[Dataset rows about figures]

>>>

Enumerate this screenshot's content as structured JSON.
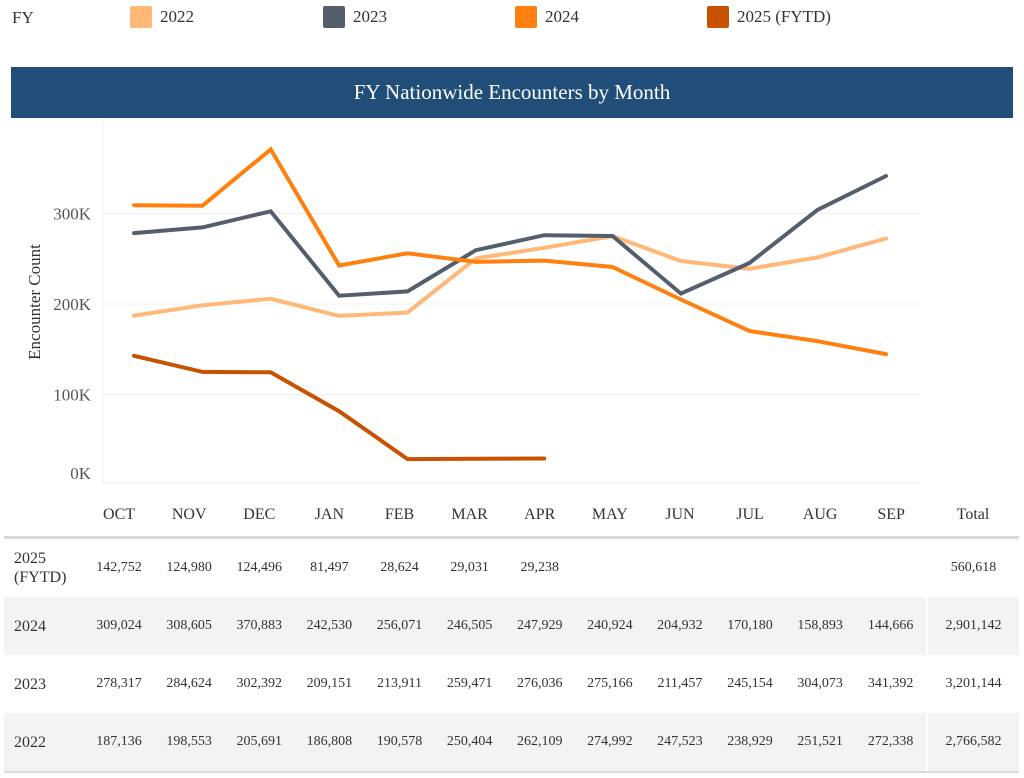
{
  "legend": {
    "title": "FY",
    "items": [
      {
        "label": "2022",
        "color": "#ffb877"
      },
      {
        "label": "2023",
        "color": "#555f6b"
      },
      {
        "label": "2024",
        "color": "#ff800e"
      },
      {
        "label": "2025 (FYTD)",
        "color": "#c85200"
      }
    ]
  },
  "chart_data": {
    "type": "line",
    "title": "FY Nationwide Encounters by Month",
    "xlabel": "",
    "ylabel": "Encounter Count",
    "categories": [
      "OCT",
      "NOV",
      "DEC",
      "JAN",
      "FEB",
      "MAR",
      "APR",
      "MAY",
      "JUN",
      "JUL",
      "AUG",
      "SEP"
    ],
    "yticks": [
      {
        "value": 0,
        "label": "0K"
      },
      {
        "value": 100000,
        "label": "100K"
      },
      {
        "value": 200000,
        "label": "200K"
      },
      {
        "value": 300000,
        "label": "300K"
      }
    ],
    "ylim": [
      0,
      400000
    ],
    "grid": true,
    "legend_position": "top",
    "series": [
      {
        "name": "2022",
        "color": "#ffb877",
        "values": [
          187136,
          198553,
          205691,
          186808,
          190578,
          250404,
          262109,
          274992,
          247523,
          238929,
          251521,
          272338
        ]
      },
      {
        "name": "2023",
        "color": "#555f6b",
        "values": [
          278317,
          284624,
          302392,
          209151,
          213911,
          259471,
          276036,
          275166,
          211457,
          245154,
          304073,
          341392
        ]
      },
      {
        "name": "2024",
        "color": "#ff800e",
        "values": [
          309024,
          308605,
          370883,
          242530,
          256071,
          246505,
          247929,
          240924,
          204932,
          170180,
          158893,
          144666
        ]
      },
      {
        "name": "2025 (FYTD)",
        "color": "#c85200",
        "values": [
          142752,
          124980,
          124496,
          81497,
          28624,
          29031,
          29238,
          null,
          null,
          null,
          null,
          null
        ]
      }
    ]
  },
  "table": {
    "total_header": "Total",
    "rows": [
      {
        "year": "2025\n(FYTD)",
        "cells": [
          "142,752",
          "124,980",
          "124,496",
          "81,497",
          "28,624",
          "29,031",
          "29,238",
          "",
          "",
          "",
          "",
          ""
        ],
        "total": "560,618"
      },
      {
        "year": "2024",
        "cells": [
          "309,024",
          "308,605",
          "370,883",
          "242,530",
          "256,071",
          "246,505",
          "247,929",
          "240,924",
          "204,932",
          "170,180",
          "158,893",
          "144,666"
        ],
        "total": "2,901,142"
      },
      {
        "year": "2023",
        "cells": [
          "278,317",
          "284,624",
          "302,392",
          "209,151",
          "213,911",
          "259,471",
          "276,036",
          "275,166",
          "211,457",
          "245,154",
          "304,073",
          "341,392"
        ],
        "total": "3,201,144"
      },
      {
        "year": "2022",
        "cells": [
          "187,136",
          "198,553",
          "205,691",
          "186,808",
          "190,578",
          "250,404",
          "262,109",
          "274,992",
          "247,523",
          "238,929",
          "251,521",
          "272,338"
        ],
        "total": "2,766,582"
      }
    ]
  }
}
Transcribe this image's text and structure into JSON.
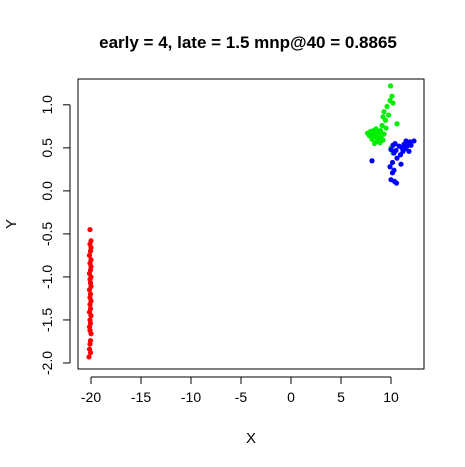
{
  "chart_data": {
    "type": "scatter",
    "title": "early = 4, late = 1.5 mnp@40 = 0.8865",
    "xlabel": "X",
    "ylabel": "Y",
    "xlim": [
      -21.3,
      13.3
    ],
    "ylim": [
      -2.07,
      1.3
    ],
    "x_ticks": [
      -20,
      -15,
      -10,
      -5,
      0,
      5,
      10
    ],
    "x_tick_labels": [
      "-20",
      "-15",
      "-10",
      "-5",
      "0",
      "5",
      "10"
    ],
    "y_ticks": [
      -2.0,
      -1.5,
      -1.0,
      -0.5,
      0.0,
      0.5,
      1.0
    ],
    "y_tick_labels": [
      "-2.0",
      "-1.5",
      "-1.0",
      "-0.5",
      "0.0",
      "0.5",
      "1.0"
    ],
    "grid": false,
    "legend": "none",
    "series": [
      {
        "color": "#ff0000",
        "points": [
          [
            -20.1,
            -0.45
          ],
          [
            -20.0,
            -0.58
          ],
          [
            -20.1,
            -0.62
          ],
          [
            -20.0,
            -0.66
          ],
          [
            -20.05,
            -0.7
          ],
          [
            -20.15,
            -0.75
          ],
          [
            -20.0,
            -0.8
          ],
          [
            -20.1,
            -0.84
          ],
          [
            -20.0,
            -0.88
          ],
          [
            -20.05,
            -0.92
          ],
          [
            -20.15,
            -0.96
          ],
          [
            -20.0,
            -1.0
          ],
          [
            -20.1,
            -1.03
          ],
          [
            -20.05,
            -1.07
          ],
          [
            -20.0,
            -1.11
          ],
          [
            -20.15,
            -1.15
          ],
          [
            -20.05,
            -1.2
          ],
          [
            -20.1,
            -1.24
          ],
          [
            -20.0,
            -1.28
          ],
          [
            -20.1,
            -1.32
          ],
          [
            -20.05,
            -1.37
          ],
          [
            -20.15,
            -1.41
          ],
          [
            -20.0,
            -1.45
          ],
          [
            -20.1,
            -1.5
          ],
          [
            -20.05,
            -1.54
          ],
          [
            -20.15,
            -1.58
          ],
          [
            -20.1,
            -1.62
          ],
          [
            -20.0,
            -1.66
          ],
          [
            -20.05,
            -1.74
          ],
          [
            -20.1,
            -1.78
          ],
          [
            -20.15,
            -1.84
          ],
          [
            -20.05,
            -1.88
          ],
          [
            -20.2,
            -1.93
          ]
        ]
      },
      {
        "color": "#00ee00",
        "points": [
          [
            9.95,
            1.22
          ],
          [
            10.1,
            1.1
          ],
          [
            9.9,
            1.05
          ],
          [
            10.2,
            1.02
          ],
          [
            9.6,
            0.98
          ],
          [
            9.3,
            0.92
          ],
          [
            9.75,
            0.88
          ],
          [
            9.2,
            0.86
          ],
          [
            9.45,
            0.82
          ],
          [
            10.6,
            0.78
          ],
          [
            9.1,
            0.76
          ],
          [
            9.5,
            0.73
          ],
          [
            8.5,
            0.72
          ],
          [
            8.95,
            0.7
          ],
          [
            8.25,
            0.7
          ],
          [
            7.95,
            0.69
          ],
          [
            8.6,
            0.68
          ],
          [
            8.8,
            0.67
          ],
          [
            7.65,
            0.67
          ],
          [
            8.05,
            0.66
          ],
          [
            9.3,
            0.66
          ],
          [
            8.45,
            0.65
          ],
          [
            7.85,
            0.64
          ],
          [
            8.3,
            0.63
          ],
          [
            9.0,
            0.62
          ],
          [
            8.65,
            0.61
          ],
          [
            8.1,
            0.6
          ],
          [
            9.2,
            0.59
          ],
          [
            8.55,
            0.57
          ],
          [
            8.9,
            0.56
          ],
          [
            8.35,
            0.55
          ],
          [
            10.2,
            0.44
          ],
          [
            10.0,
            0.5
          ]
        ]
      },
      {
        "color": "#0000ff",
        "points": [
          [
            8.1,
            0.35
          ],
          [
            10.2,
            0.53
          ],
          [
            10.4,
            0.55
          ],
          [
            11.5,
            0.58
          ],
          [
            11.9,
            0.57
          ],
          [
            12.3,
            0.58
          ],
          [
            11.7,
            0.55
          ],
          [
            11.3,
            0.54
          ],
          [
            12.0,
            0.53
          ],
          [
            10.8,
            0.52
          ],
          [
            11.6,
            0.52
          ],
          [
            11.1,
            0.5
          ],
          [
            11.4,
            0.49
          ],
          [
            10.0,
            0.48
          ],
          [
            10.5,
            0.47
          ],
          [
            11.2,
            0.46
          ],
          [
            11.8,
            0.46
          ],
          [
            10.3,
            0.44
          ],
          [
            10.95,
            0.42
          ],
          [
            10.6,
            0.38
          ],
          [
            10.15,
            0.33
          ],
          [
            11.0,
            0.31
          ],
          [
            9.9,
            0.28
          ],
          [
            10.3,
            0.24
          ],
          [
            10.15,
            0.21
          ],
          [
            10.0,
            0.13
          ],
          [
            10.35,
            0.11
          ],
          [
            10.55,
            0.09
          ]
        ]
      }
    ]
  }
}
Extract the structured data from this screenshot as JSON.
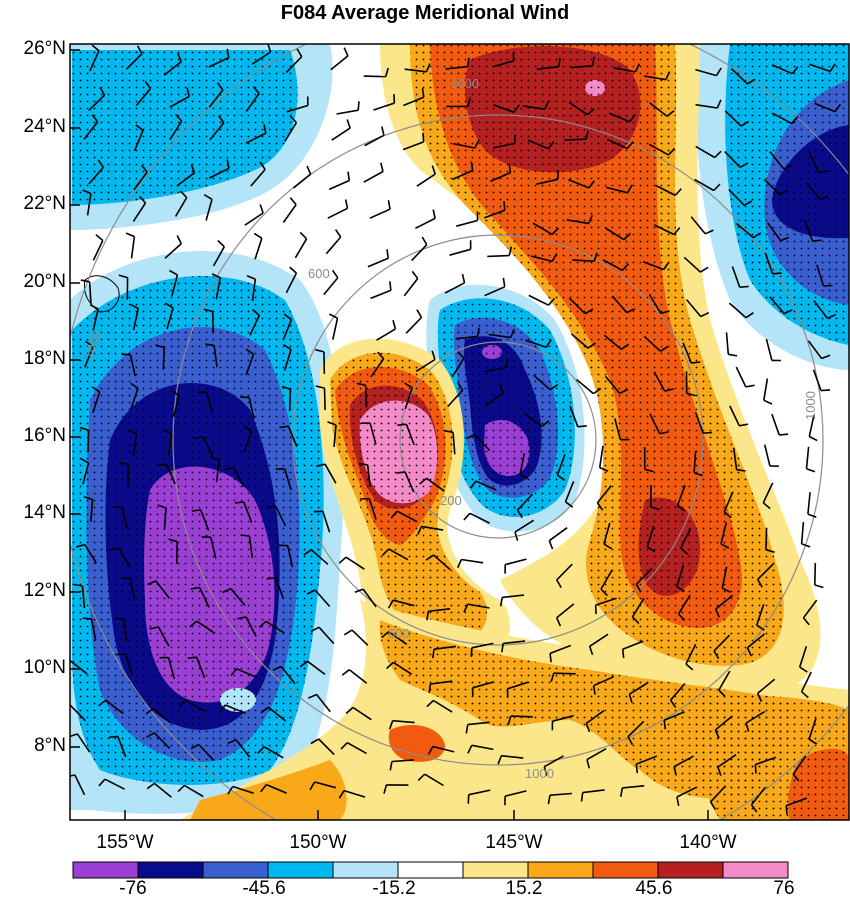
{
  "title": "F084 Average Meridional Wind",
  "lat_labels": [
    "26°N",
    "24°N",
    "22°N",
    "20°N",
    "18°N",
    "16°N",
    "14°N",
    "12°N",
    "10°N",
    "8°N"
  ],
  "lon_labels": [
    "155°W",
    "150°W",
    "145°W",
    "140°W"
  ],
  "ring_labels": [
    "200",
    "600",
    "1000"
  ],
  "colorbar": {
    "colors": [
      "#9b3fd4",
      "#0a0a8c",
      "#3a5fd0",
      "#00b8f0",
      "#b4e4f8",
      "#ffffff",
      "#fbe68a",
      "#f8a818",
      "#f25a10",
      "#b52020",
      "#f58ac8"
    ],
    "labels": [
      "-76",
      "-45.6",
      "-15.2",
      "15.2",
      "45.6",
      "76"
    ]
  },
  "colors": {
    "strong_neg": "#9b3fd4",
    "neg_dark": "#0a0a8c",
    "neg_mid": "#3a5fd0",
    "neg_light": "#00b8f0",
    "neg_pale": "#b4e4f8",
    "pos_pale": "#fbe68a",
    "pos_light": "#f8a818",
    "pos_mid": "#f25a10",
    "pos_dark": "#b52020",
    "strong_pos": "#f58ac8",
    "ring": "#8c8c8c"
  }
}
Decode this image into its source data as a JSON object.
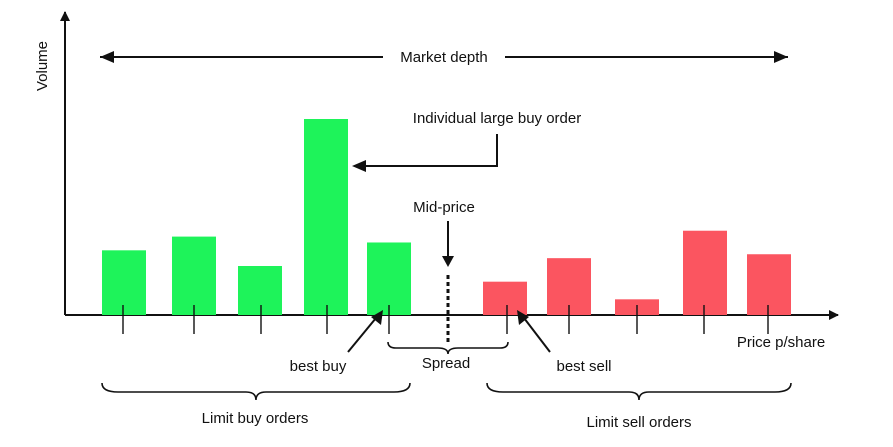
{
  "labels": {
    "volume": "Volume",
    "market_depth": "Market depth",
    "large_buy": "Individual large buy order",
    "mid_price": "Mid-price",
    "spread": "Spread",
    "best_buy": "best buy",
    "best_sell": "best sell",
    "price": "Price p/share",
    "limit_buy": "Limit buy orders",
    "limit_sell": "Limit sell orders"
  },
  "colors": {
    "buy": "#1ef35a",
    "sell": "#fb5560",
    "line": "#111111"
  },
  "buy_orders": [
    {
      "volume": 0.33
    },
    {
      "volume": 0.4
    },
    {
      "volume": 0.25
    },
    {
      "volume": 1.0
    },
    {
      "volume": 0.37
    }
  ],
  "sell_orders": [
    {
      "volume": 0.17
    },
    {
      "volume": 0.29
    },
    {
      "volume": 0.08
    },
    {
      "volume": 0.43
    },
    {
      "volume": 0.31
    }
  ]
}
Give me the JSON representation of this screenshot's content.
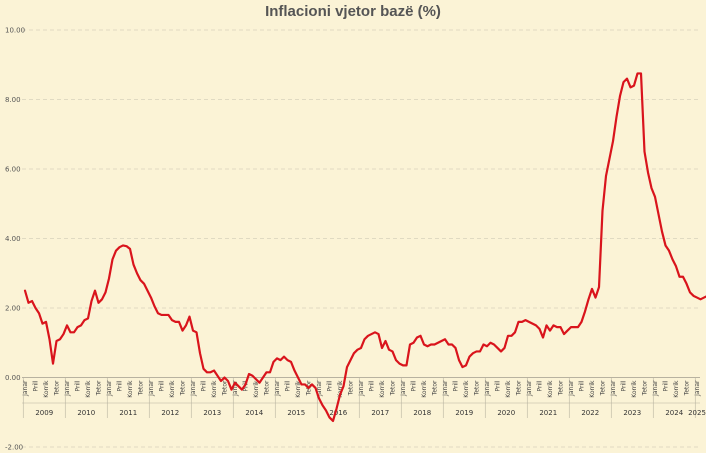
{
  "title": "Inflacioni vjetor bazë (%)",
  "colors": {
    "background": "#fbf3d6",
    "line": "#d9141c",
    "grid": "#d8d2bc",
    "axis": "#b8b2a0",
    "text": "#555555"
  },
  "chart_data": {
    "type": "line",
    "title": "Inflacioni vjetor bazë (%)",
    "xlabel": "",
    "ylabel": "",
    "ylim": [
      -2,
      10
    ],
    "y_ticks": [
      "-2.00",
      "0.00",
      "2.00",
      "4.00",
      "6.00",
      "8.00",
      "10.00"
    ],
    "grid": true,
    "legend": "none",
    "month_tick_labels": [
      "Janar",
      "Prill",
      "Korrik",
      "Tetor"
    ],
    "years": [
      "2009",
      "2010",
      "2011",
      "2012",
      "2013",
      "2014",
      "2015",
      "2016",
      "2017",
      "2018",
      "2019",
      "2020",
      "2021",
      "2022",
      "2023",
      "2024",
      "2025"
    ],
    "x_start": "2009-01",
    "series": [
      {
        "name": "",
        "values": [
          2.5,
          2.15,
          2.2,
          2.0,
          1.85,
          1.55,
          1.6,
          1.1,
          0.4,
          1.05,
          1.1,
          1.25,
          1.5,
          1.3,
          1.3,
          1.45,
          1.5,
          1.65,
          1.7,
          2.2,
          2.5,
          2.15,
          2.25,
          2.45,
          2.85,
          3.4,
          3.65,
          3.75,
          3.8,
          3.78,
          3.7,
          3.25,
          3.0,
          2.8,
          2.7,
          2.5,
          2.3,
          2.05,
          1.85,
          1.8,
          1.8,
          1.8,
          1.65,
          1.6,
          1.6,
          1.35,
          1.5,
          1.75,
          1.35,
          1.3,
          0.7,
          0.25,
          0.15,
          0.15,
          0.2,
          0.05,
          -0.1,
          0.0,
          -0.1,
          -0.35,
          -0.15,
          -0.25,
          -0.35,
          -0.2,
          0.1,
          0.05,
          -0.05,
          -0.15,
          0.0,
          0.15,
          0.15,
          0.45,
          0.55,
          0.5,
          0.6,
          0.5,
          0.45,
          0.2,
          0.0,
          -0.2,
          -0.2,
          -0.3,
          -0.2,
          -0.3,
          -0.6,
          -0.8,
          -0.95,
          -1.15,
          -1.25,
          -0.9,
          -0.5,
          -0.25,
          0.3,
          0.5,
          0.7,
          0.8,
          0.85,
          1.1,
          1.2,
          1.25,
          1.3,
          1.25,
          0.85,
          1.05,
          0.8,
          0.75,
          0.5,
          0.4,
          0.35,
          0.35,
          0.95,
          1.0,
          1.15,
          1.2,
          0.95,
          0.9,
          0.95,
          0.95,
          1.0,
          1.05,
          1.1,
          0.95,
          0.95,
          0.85,
          0.5,
          0.3,
          0.35,
          0.6,
          0.7,
          0.75,
          0.75,
          0.95,
          0.9,
          1.0,
          0.95,
          0.85,
          0.75,
          0.85,
          1.2,
          1.2,
          1.3,
          1.6,
          1.6,
          1.65,
          1.6,
          1.55,
          1.5,
          1.4,
          1.15,
          1.5,
          1.35,
          1.5,
          1.45,
          1.45,
          1.25,
          1.35,
          1.45,
          1.45,
          1.45,
          1.6,
          1.9,
          2.25,
          2.55,
          2.3,
          2.6,
          4.8,
          5.8,
          6.3,
          6.8,
          7.5,
          8.1,
          8.5,
          8.6,
          8.35,
          8.4,
          8.75,
          8.75,
          6.5,
          5.9,
          5.45,
          5.2,
          4.7,
          4.2,
          3.8,
          3.65,
          3.4,
          3.2,
          2.9,
          2.9,
          2.7,
          2.45,
          2.35,
          2.3,
          2.25,
          2.3,
          2.35,
          2.35,
          2.25,
          2.2,
          2.35,
          2.45,
          2.35
        ]
      }
    ]
  }
}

<<<

Find "image". Copy every line it occurs in.

** Problem solution **
Transcribe this image's text and structure into JSON.
Decode this image into its source data as a JSON object.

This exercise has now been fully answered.